◆ **Listed records**:

+++

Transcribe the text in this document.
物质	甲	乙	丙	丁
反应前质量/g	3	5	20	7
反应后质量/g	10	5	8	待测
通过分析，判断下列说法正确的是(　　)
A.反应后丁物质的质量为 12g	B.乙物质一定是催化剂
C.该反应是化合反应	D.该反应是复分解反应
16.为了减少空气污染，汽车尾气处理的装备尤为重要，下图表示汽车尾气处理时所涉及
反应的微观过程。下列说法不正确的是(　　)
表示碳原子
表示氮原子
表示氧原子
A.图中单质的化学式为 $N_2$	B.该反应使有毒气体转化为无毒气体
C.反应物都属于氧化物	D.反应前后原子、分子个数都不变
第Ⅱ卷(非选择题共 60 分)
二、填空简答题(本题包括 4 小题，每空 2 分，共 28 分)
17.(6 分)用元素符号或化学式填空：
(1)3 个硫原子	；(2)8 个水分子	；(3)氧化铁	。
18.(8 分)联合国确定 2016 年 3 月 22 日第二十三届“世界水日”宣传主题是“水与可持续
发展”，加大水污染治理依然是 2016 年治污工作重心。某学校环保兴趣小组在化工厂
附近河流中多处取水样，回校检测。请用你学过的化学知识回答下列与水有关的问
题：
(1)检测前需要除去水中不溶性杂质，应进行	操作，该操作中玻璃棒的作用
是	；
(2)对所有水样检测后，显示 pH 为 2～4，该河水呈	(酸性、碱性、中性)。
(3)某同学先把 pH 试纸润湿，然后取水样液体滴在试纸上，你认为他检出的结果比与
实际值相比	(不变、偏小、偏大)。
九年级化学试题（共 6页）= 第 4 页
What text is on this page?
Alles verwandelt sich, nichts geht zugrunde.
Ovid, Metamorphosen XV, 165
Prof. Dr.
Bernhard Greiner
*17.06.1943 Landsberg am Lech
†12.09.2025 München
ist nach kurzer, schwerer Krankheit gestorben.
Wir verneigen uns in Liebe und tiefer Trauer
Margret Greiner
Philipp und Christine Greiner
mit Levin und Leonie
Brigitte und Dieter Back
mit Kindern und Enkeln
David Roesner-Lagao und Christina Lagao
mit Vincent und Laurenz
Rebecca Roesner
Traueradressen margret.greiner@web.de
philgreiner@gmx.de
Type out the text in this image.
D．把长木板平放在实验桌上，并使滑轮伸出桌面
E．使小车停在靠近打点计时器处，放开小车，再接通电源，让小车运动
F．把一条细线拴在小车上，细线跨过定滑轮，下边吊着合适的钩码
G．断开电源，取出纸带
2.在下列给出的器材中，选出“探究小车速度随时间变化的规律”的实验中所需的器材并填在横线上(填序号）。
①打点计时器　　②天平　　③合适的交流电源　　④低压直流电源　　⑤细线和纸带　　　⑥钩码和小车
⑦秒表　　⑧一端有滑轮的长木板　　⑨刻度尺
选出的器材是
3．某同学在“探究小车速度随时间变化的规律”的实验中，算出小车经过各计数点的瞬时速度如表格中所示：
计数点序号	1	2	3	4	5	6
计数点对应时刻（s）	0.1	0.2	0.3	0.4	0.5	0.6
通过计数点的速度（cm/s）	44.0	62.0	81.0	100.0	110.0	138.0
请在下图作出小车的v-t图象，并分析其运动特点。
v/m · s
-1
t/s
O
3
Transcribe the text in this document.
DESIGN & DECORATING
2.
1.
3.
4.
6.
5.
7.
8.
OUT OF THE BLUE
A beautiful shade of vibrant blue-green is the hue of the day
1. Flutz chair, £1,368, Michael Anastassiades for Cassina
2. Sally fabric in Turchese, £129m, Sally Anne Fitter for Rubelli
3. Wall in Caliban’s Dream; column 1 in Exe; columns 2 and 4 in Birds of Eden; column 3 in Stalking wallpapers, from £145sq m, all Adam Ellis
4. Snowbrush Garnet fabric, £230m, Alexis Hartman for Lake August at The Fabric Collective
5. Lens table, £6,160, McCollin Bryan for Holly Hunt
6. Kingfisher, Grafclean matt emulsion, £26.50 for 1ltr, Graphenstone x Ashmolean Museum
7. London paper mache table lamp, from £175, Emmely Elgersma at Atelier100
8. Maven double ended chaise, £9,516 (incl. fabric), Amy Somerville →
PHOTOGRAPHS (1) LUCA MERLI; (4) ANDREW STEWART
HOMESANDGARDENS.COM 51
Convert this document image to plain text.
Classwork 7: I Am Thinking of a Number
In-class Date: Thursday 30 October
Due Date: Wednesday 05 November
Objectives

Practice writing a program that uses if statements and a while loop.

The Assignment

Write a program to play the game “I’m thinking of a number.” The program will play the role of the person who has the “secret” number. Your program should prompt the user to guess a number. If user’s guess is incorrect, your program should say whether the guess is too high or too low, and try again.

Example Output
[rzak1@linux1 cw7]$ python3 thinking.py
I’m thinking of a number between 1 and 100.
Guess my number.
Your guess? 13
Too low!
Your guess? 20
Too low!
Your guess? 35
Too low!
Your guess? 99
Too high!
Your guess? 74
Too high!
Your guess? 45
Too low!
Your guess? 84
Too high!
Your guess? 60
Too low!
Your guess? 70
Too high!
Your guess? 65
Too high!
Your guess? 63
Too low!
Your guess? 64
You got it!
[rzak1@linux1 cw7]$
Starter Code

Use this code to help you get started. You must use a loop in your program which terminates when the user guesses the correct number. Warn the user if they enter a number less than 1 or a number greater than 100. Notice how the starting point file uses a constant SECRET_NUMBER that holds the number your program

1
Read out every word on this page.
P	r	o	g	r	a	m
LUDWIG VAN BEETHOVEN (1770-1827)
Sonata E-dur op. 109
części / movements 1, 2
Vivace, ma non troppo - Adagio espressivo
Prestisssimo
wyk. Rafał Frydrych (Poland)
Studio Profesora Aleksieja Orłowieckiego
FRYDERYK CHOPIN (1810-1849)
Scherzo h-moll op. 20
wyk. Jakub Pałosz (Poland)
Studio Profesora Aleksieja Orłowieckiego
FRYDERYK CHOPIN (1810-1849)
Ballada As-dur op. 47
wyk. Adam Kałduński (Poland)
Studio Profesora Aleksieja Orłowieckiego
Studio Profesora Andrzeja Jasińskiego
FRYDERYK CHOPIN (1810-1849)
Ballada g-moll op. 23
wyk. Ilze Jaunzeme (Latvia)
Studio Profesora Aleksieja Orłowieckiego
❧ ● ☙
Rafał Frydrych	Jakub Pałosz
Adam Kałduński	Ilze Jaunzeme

+++

◆ **Given exercise**: Give the number of lines above in which the word "fabric" occurs, with nothing else.

◆ **Task output**: 3